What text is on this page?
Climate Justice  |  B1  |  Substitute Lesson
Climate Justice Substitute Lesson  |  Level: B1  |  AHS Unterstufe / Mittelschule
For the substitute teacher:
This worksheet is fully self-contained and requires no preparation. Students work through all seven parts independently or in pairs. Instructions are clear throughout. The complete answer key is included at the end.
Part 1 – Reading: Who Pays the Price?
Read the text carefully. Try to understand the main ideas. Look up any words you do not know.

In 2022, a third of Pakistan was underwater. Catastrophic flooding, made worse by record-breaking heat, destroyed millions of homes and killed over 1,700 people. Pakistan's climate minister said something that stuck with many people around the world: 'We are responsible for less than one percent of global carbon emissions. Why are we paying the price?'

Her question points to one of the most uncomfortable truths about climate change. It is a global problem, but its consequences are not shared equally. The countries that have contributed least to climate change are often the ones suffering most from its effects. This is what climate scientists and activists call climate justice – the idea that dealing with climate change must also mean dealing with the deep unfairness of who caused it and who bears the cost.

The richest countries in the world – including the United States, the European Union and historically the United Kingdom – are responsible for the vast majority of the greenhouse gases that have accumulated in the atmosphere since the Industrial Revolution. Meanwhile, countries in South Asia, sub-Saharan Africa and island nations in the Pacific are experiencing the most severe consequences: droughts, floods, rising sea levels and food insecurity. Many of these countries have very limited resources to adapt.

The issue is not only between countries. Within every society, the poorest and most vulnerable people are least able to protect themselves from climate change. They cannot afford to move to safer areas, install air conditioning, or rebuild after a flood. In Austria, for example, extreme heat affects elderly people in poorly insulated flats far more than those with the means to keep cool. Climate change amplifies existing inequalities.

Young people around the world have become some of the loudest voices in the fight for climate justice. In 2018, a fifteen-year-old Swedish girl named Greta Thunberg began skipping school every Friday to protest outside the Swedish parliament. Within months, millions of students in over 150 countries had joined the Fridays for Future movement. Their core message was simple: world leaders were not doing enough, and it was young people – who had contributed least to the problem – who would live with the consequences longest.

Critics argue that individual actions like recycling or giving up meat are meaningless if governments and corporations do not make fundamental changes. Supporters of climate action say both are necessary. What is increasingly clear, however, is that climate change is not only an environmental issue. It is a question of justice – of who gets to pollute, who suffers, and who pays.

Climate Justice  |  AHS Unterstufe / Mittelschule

=======

EXERCISE DETAILS
Can you restate every record above word for word?

SOLUTION TO THE PROBLEM
What text is on this page?
Climate Justice  |  B1  |  Substitute Lesson
Climate Justice Substitute Lesson  |  Level: B1  |  AHS Unterstufe / Mittelschule
For the substitute teacher:
This worksheet is fully self-contained and requires no preparation. Students work through all seven parts independently or in pairs. Instructions are clear throughout. The complete answer key is included at the end.
Part 1 – Reading: Who Pays the Price?
Read the text carefully. Try to understand the main ideas. Look up any words you do not know.

In 2022, a third of Pakistan was underwater. Catastrophic flooding, made worse by record-breaking heat, destroyed millions of homes and killed over 1,700 people. Pakistan's climate minister said something that stuck with many people around the world: 'We are responsible for less than one percent of global carbon emissions. Why are we paying the price?'

Her question points to one of the most uncomfortable truths about climate change. It is a global problem, but its consequences are not shared equally. The countries that have contributed least to climate change are often the ones suffering most from its effects. This is what climate scientists and activists call climate justice – the idea that dealing with climate change must also mean dealing with the deep unfairness of who caused it and who bears the cost.

The richest countries in the world – including the United States, the European Union and historically the United Kingdom – are responsible for the vast majority of the greenhouse gases that have accumulated in the atmosphere since the Industrial Revolution. Meanwhile, countries in South Asia, sub-Saharan Africa and island nations in the Pacific are experiencing the most severe consequences: droughts, floods, rising sea levels and food insecurity. Many of these countries have very limited resources to adapt.

The issue is not only between countries. Within every society, the poorest and most vulnerable people are least able to protect themselves from climate change. They cannot afford to move to safer areas, install air conditioning, or rebuild after a flood. In Austria, for example, extreme heat affects elderly people in poorly insulated flats far more than those with the means to keep cool. Climate change amplifies existing inequalities.

Young people around the world have become some of the loudest voices in the fight for climate justice. In 2018, a fifteen-year-old Swedish girl named Greta Thunberg began skipping school every Friday to protest outside the Swedish parliament. Within months, millions of students in over 150 countries had joined the Fridays for Future movement. Their core message was simple: world leaders were not doing enough, and it was young people – who had contributed least to the problem – who would live with the consequences longest.

Critics argue that individual actions like recycling or giving up meat are meaningless if governments and corporations do not make fundamental changes. Supporters of climate action say both are necessary. What is increasingly clear, however, is that climate change is not only an environmental issue. It is a question of justice – of who gets to pollute, who suffers, and who pays.

Climate Justice  |  AHS Unterstufe / Mittelschule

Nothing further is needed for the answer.